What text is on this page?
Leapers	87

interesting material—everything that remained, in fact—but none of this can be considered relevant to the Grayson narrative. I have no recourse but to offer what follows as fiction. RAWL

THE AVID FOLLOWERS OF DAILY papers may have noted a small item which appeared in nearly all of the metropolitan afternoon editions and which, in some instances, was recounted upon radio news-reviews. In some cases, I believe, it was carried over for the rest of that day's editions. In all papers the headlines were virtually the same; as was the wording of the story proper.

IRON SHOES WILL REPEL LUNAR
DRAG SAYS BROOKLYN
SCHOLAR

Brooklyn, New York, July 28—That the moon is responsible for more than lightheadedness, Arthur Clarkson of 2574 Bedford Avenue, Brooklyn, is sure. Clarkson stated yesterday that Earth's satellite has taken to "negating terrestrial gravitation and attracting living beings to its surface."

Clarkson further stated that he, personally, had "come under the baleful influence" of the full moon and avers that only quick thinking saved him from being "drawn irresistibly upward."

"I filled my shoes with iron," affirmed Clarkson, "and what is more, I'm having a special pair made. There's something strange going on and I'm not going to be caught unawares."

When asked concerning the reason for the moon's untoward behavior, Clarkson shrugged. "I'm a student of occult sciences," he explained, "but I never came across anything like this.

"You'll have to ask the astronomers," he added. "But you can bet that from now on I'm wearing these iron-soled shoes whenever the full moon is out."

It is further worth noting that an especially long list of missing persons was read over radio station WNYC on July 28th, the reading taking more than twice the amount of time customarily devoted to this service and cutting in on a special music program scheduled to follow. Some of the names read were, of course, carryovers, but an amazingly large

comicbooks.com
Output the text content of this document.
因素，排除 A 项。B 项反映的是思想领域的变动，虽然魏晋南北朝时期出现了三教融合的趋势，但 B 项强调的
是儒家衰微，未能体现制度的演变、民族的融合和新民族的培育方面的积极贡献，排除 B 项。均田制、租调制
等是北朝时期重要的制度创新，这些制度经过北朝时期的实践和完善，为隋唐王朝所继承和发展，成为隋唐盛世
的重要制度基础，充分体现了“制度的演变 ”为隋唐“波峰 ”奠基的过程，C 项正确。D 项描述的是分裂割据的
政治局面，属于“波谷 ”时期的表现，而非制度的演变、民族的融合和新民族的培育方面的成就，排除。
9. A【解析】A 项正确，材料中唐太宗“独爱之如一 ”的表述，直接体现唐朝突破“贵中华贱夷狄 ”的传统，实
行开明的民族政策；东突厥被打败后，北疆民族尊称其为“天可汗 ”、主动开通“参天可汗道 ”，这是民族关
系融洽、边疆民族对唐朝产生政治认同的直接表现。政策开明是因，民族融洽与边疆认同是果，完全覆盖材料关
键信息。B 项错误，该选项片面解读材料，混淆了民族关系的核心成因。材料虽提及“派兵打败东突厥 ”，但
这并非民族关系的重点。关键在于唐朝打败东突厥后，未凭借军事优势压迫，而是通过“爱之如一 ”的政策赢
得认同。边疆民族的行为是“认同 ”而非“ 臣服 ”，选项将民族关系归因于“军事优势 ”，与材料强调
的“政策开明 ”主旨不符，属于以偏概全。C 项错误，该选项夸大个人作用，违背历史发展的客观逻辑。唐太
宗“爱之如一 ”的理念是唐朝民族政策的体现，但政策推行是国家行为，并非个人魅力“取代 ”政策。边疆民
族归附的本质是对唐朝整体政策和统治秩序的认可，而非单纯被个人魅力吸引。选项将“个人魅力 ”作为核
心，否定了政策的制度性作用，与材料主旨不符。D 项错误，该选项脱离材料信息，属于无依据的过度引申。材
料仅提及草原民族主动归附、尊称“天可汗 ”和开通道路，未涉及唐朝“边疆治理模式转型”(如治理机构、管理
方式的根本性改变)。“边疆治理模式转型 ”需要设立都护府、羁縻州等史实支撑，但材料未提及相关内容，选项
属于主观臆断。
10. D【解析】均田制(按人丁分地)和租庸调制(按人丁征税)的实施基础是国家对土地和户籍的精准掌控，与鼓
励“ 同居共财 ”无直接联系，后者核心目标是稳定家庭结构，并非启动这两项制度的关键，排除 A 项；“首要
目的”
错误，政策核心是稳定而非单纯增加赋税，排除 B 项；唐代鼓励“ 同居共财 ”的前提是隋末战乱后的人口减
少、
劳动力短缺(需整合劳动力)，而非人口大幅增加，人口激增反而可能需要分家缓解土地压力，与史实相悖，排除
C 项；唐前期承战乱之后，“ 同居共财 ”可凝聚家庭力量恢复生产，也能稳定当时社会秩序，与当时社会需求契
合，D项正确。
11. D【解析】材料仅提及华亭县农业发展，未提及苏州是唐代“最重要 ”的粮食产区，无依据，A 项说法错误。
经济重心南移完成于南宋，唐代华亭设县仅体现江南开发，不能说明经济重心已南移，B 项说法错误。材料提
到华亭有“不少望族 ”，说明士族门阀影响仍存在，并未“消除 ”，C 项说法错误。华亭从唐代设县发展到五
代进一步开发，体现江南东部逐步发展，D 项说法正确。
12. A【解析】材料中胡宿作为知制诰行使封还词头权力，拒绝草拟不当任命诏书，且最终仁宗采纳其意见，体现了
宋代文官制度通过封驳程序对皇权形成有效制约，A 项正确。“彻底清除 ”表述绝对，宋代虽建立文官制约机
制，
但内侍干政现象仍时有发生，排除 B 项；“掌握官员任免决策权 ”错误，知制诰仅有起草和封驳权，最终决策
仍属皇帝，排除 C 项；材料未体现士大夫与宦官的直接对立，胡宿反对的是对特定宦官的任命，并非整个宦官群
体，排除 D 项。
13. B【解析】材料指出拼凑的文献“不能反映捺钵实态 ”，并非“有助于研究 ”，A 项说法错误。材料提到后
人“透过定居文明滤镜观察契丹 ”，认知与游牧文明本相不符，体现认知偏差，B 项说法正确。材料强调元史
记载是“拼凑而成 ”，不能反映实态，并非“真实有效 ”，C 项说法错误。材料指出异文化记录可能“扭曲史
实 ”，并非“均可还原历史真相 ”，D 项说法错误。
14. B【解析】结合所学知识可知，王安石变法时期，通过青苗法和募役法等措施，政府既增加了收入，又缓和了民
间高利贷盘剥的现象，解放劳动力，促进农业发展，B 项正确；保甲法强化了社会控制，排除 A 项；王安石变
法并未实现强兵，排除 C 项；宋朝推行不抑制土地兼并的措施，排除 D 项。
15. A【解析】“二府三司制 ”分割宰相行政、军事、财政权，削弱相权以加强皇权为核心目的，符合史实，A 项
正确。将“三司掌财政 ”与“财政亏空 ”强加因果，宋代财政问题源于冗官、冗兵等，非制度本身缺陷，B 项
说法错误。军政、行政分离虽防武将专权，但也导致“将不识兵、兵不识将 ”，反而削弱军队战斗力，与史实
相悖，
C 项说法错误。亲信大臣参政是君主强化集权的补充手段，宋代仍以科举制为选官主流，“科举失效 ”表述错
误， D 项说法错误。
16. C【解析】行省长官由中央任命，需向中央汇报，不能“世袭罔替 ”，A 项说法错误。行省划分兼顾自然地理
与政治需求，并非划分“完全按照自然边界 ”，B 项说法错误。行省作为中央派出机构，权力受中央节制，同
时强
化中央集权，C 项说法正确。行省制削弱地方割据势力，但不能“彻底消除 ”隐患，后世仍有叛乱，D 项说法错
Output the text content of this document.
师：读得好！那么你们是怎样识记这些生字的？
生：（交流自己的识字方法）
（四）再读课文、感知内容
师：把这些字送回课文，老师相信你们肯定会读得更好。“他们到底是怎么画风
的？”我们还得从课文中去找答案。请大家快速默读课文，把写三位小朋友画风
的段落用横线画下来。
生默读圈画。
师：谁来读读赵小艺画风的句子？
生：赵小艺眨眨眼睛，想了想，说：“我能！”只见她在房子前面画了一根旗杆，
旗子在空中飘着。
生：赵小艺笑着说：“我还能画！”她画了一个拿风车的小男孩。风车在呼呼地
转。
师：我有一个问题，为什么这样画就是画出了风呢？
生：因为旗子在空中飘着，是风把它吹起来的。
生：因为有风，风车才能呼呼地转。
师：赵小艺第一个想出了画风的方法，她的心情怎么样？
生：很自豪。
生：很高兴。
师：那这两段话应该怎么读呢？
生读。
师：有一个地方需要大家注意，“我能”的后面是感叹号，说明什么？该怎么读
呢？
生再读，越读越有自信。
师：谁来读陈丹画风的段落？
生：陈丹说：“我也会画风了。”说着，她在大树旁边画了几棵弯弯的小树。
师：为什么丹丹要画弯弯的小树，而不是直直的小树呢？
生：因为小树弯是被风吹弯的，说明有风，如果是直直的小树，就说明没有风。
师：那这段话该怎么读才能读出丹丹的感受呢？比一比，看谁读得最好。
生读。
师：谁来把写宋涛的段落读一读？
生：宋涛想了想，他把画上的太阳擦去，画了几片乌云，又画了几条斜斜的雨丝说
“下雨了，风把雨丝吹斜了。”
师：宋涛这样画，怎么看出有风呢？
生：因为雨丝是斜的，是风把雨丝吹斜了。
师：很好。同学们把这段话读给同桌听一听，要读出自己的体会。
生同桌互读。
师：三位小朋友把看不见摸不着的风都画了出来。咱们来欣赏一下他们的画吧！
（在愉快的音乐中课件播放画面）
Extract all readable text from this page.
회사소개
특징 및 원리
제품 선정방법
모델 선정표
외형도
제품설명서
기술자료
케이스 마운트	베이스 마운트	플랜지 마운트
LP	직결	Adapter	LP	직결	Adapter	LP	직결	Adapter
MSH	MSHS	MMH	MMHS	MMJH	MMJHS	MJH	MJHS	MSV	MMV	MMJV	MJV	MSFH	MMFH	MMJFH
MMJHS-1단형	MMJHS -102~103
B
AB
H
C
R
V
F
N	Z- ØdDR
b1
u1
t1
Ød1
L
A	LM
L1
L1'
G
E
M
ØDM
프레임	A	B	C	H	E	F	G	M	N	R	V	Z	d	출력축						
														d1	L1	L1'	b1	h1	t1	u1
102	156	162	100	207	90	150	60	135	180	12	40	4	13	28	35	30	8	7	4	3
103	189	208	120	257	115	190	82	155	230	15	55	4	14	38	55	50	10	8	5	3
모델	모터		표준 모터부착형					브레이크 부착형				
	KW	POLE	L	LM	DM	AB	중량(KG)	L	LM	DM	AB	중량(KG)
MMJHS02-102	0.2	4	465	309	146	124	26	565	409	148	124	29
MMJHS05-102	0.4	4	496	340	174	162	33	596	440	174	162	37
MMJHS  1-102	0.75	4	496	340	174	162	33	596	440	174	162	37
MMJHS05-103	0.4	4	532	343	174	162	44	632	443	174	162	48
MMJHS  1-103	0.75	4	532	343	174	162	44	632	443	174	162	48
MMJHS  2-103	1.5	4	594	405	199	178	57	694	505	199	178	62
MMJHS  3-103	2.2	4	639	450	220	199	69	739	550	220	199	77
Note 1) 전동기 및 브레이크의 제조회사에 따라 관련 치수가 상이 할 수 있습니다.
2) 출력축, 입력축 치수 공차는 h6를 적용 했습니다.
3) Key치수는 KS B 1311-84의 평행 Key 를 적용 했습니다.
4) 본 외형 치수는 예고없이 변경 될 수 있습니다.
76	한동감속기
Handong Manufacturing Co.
☆ ☆ ☆
* [Objective]
Find each line holding "text". Copy it out.

* [The response]
What text is on this page?
Output the text content of this document.
Output the text content of this document.
Extract all readable text from this page.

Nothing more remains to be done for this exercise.